_Set task_
Reproduce the data below verbatim, everything from its very first line down to the line containing "close-icon[interactable]: ✕: [580, 60, 588, 71]", with both of those lines included.

_Raw data_
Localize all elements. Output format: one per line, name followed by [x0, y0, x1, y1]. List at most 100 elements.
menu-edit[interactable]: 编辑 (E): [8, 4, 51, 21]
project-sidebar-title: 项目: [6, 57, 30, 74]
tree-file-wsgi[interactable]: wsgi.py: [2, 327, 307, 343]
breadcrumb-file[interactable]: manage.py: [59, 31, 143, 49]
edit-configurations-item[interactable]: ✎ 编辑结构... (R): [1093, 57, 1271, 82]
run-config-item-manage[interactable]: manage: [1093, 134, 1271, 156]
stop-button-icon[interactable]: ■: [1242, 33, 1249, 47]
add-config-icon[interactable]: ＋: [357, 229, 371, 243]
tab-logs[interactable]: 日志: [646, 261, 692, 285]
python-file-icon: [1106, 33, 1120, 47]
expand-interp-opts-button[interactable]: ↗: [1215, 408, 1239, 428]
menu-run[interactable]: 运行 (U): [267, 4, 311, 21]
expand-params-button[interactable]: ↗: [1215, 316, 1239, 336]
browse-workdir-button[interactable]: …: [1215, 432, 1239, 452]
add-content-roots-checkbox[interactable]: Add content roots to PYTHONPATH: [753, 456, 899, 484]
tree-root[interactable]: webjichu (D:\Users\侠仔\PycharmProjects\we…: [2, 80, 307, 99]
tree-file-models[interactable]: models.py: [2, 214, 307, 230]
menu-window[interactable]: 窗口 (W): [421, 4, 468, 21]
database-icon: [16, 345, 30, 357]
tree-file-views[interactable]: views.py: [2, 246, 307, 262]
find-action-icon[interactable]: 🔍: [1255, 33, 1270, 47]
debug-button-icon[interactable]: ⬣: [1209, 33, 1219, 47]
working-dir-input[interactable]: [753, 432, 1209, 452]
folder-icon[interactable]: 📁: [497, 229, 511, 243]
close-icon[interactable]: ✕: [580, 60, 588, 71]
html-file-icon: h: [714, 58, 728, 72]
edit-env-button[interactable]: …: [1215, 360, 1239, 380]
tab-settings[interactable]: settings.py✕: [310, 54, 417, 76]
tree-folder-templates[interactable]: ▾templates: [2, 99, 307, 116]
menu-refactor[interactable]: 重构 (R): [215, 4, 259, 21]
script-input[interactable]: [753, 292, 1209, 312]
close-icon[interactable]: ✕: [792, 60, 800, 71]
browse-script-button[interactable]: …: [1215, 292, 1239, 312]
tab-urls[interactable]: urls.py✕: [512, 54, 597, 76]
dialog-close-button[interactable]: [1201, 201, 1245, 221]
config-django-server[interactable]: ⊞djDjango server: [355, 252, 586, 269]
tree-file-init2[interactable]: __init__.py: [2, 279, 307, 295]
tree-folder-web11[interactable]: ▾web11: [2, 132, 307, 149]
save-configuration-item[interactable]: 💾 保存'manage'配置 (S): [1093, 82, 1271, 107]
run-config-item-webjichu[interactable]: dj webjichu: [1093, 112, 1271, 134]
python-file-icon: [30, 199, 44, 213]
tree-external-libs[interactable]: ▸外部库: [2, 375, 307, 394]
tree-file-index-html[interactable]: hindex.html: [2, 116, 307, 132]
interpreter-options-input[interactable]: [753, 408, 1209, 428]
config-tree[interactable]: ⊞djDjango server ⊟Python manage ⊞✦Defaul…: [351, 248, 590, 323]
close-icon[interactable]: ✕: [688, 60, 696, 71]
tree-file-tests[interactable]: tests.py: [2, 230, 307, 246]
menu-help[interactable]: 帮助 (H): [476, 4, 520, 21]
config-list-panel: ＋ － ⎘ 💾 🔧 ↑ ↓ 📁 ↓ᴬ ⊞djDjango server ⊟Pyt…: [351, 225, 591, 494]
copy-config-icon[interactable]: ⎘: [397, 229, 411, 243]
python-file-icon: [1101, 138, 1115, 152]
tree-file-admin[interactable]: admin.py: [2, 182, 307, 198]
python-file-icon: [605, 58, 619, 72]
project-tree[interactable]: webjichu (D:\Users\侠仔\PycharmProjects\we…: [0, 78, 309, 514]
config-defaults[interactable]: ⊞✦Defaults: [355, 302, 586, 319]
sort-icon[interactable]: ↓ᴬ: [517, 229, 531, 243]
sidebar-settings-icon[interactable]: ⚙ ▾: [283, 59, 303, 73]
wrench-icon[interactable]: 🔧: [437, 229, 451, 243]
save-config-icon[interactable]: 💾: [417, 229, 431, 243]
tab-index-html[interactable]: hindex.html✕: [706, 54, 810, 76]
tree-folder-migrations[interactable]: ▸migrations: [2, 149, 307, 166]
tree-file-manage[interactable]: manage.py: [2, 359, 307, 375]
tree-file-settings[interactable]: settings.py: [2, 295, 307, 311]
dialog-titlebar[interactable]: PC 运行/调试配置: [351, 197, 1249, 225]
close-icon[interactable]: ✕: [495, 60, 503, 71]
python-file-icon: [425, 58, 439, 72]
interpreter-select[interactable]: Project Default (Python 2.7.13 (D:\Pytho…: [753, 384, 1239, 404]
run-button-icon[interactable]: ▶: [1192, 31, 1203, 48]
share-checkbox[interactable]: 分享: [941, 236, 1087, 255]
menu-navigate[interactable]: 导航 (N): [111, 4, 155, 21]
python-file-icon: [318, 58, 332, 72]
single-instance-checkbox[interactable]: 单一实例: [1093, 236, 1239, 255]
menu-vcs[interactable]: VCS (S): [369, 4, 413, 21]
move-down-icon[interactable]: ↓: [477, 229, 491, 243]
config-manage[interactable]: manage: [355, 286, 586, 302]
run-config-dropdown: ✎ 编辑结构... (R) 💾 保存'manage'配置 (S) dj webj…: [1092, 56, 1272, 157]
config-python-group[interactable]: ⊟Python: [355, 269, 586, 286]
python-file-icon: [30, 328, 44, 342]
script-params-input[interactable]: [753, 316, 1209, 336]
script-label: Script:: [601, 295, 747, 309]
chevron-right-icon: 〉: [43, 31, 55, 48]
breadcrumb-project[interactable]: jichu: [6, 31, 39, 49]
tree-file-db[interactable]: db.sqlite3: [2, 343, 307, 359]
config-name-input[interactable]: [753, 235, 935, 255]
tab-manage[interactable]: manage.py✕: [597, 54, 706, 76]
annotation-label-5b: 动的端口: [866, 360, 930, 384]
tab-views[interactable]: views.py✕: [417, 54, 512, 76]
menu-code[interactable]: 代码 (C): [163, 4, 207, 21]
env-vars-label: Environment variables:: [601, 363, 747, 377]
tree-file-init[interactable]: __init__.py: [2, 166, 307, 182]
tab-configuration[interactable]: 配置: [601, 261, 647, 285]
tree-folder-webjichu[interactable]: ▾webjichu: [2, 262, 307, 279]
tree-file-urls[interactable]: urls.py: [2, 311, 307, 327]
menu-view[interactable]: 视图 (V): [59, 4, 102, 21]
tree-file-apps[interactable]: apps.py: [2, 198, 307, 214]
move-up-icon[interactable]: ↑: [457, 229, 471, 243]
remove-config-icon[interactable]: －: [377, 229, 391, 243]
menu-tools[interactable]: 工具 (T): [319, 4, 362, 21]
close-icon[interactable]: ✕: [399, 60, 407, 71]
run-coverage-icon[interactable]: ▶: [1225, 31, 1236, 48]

_Final result_
Localize all elements. Output format: one per line, name followed by [x0, y0, x1, y1]. List at most 100 elements.
menu-edit[interactable]: 编辑 (E): [8, 4, 51, 21]
project-sidebar-title: 项目: [6, 57, 30, 74]
tree-file-wsgi[interactable]: wsgi.py: [2, 327, 307, 343]
breadcrumb-file[interactable]: manage.py: [59, 31, 143, 49]
edit-configurations-item[interactable]: ✎ 编辑结构... (R): [1093, 57, 1271, 82]
run-config-item-manage[interactable]: manage: [1093, 134, 1271, 156]
stop-button-icon[interactable]: ■: [1242, 33, 1249, 47]
add-config-icon[interactable]: ＋: [357, 229, 371, 243]
tab-logs[interactable]: 日志: [646, 261, 692, 285]
python-file-icon: [1106, 33, 1120, 47]
expand-interp-opts-button[interactable]: ↗: [1215, 408, 1239, 428]
menu-run[interactable]: 运行 (U): [267, 4, 311, 21]
expand-params-button[interactable]: ↗: [1215, 316, 1239, 336]
browse-workdir-button[interactable]: …: [1215, 432, 1239, 452]
add-content-roots-checkbox[interactable]: Add content roots to PYTHONPATH: [753, 456, 899, 484]
tree-root[interactable]: webjichu (D:\Users\侠仔\PycharmProjects\we…: [2, 80, 307, 99]
tree-file-models[interactable]: models.py: [2, 214, 307, 230]
menu-window[interactable]: 窗口 (W): [421, 4, 468, 21]
database-icon: [16, 345, 30, 357]
tree-file-views[interactable]: views.py: [2, 246, 307, 262]
find-action-icon[interactable]: 🔍: [1255, 33, 1270, 47]
debug-button-icon[interactable]: ⬣: [1209, 33, 1219, 47]
working-dir-input[interactable]: [753, 432, 1209, 452]
folder-icon[interactable]: 📁: [497, 229, 511, 243]
close-icon[interactable]: ✕: [580, 60, 588, 71]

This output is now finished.